Copy out the records in full, word for word, without pictures.

+ + +

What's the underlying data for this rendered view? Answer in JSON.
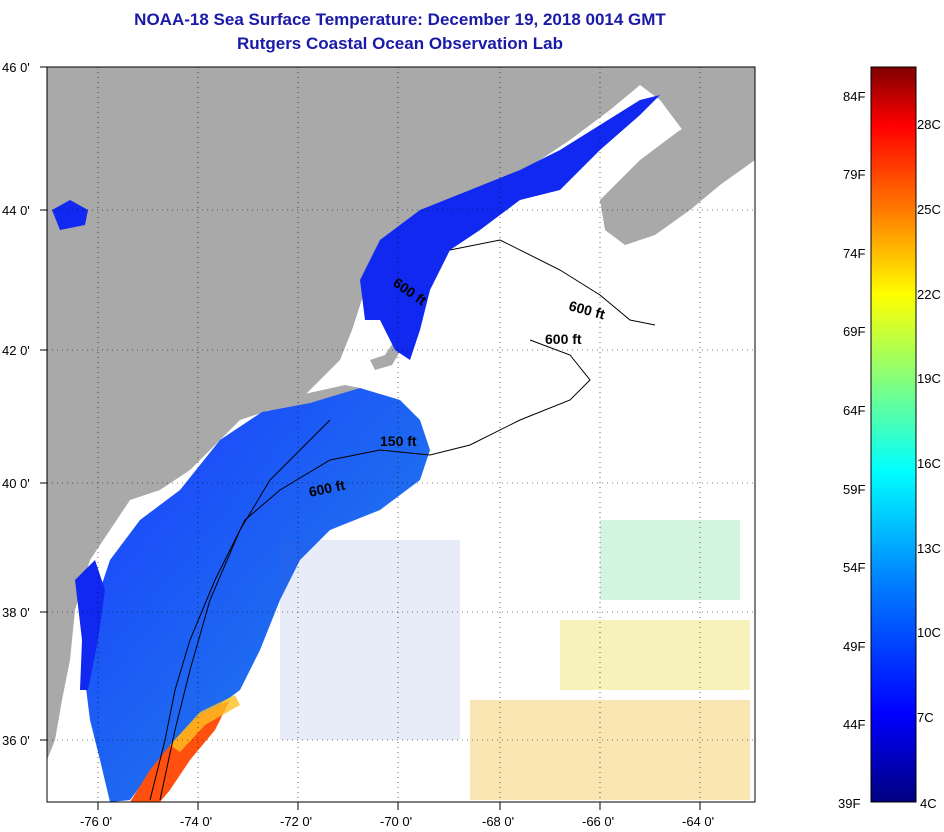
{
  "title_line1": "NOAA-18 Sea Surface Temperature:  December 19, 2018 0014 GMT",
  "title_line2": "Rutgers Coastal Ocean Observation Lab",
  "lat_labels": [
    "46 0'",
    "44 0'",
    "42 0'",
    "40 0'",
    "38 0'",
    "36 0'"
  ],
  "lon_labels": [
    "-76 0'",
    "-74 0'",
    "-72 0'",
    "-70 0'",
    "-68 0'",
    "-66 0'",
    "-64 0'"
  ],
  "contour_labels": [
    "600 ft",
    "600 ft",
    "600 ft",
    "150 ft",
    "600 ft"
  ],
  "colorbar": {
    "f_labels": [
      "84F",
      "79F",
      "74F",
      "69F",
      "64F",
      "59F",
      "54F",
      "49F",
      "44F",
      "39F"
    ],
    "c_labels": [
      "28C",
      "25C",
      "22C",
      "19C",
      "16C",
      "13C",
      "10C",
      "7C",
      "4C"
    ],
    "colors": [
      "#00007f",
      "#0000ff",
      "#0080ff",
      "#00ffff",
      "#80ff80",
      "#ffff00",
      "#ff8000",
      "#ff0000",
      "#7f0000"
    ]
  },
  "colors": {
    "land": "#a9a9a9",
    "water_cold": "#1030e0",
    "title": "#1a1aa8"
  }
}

+ + +

== ANSWER TO THE PROBLEM ==
What's the underlying data for this rendered view? Answer in JSON.
{
  "title_line1": "NOAA-18 Sea Surface Temperature:  December 19, 2018 0014 GMT",
  "title_line2": "Rutgers Coastal Ocean Observation Lab",
  "lat_labels": [
    "46 0'",
    "44 0'",
    "42 0'",
    "40 0'",
    "38 0'",
    "36 0'"
  ],
  "lon_labels": [
    "-76 0'",
    "-74 0'",
    "-72 0'",
    "-70 0'",
    "-68 0'",
    "-66 0'",
    "-64 0'"
  ],
  "contour_labels": [
    "600 ft",
    "600 ft",
    "600 ft",
    "150 ft",
    "600 ft"
  ],
  "colorbar": {
    "f_labels": [
      "84F",
      "79F",
      "74F",
      "69F",
      "64F",
      "59F",
      "54F",
      "49F",
      "44F",
      "39F"
    ],
    "c_labels": [
      "28C",
      "25C",
      "22C",
      "19C",
      "16C",
      "13C",
      "10C",
      "7C",
      "4C"
    ],
    "colors": [
      "#00007f",
      "#0000ff",
      "#0080ff",
      "#00ffff",
      "#80ff80",
      "#ffff00",
      "#ff8000",
      "#ff0000",
      "#7f0000"
    ]
  },
  "colors": {
    "land": "#a9a9a9",
    "water_cold": "#1030e0",
    "title": "#1a1aa8"
  }
}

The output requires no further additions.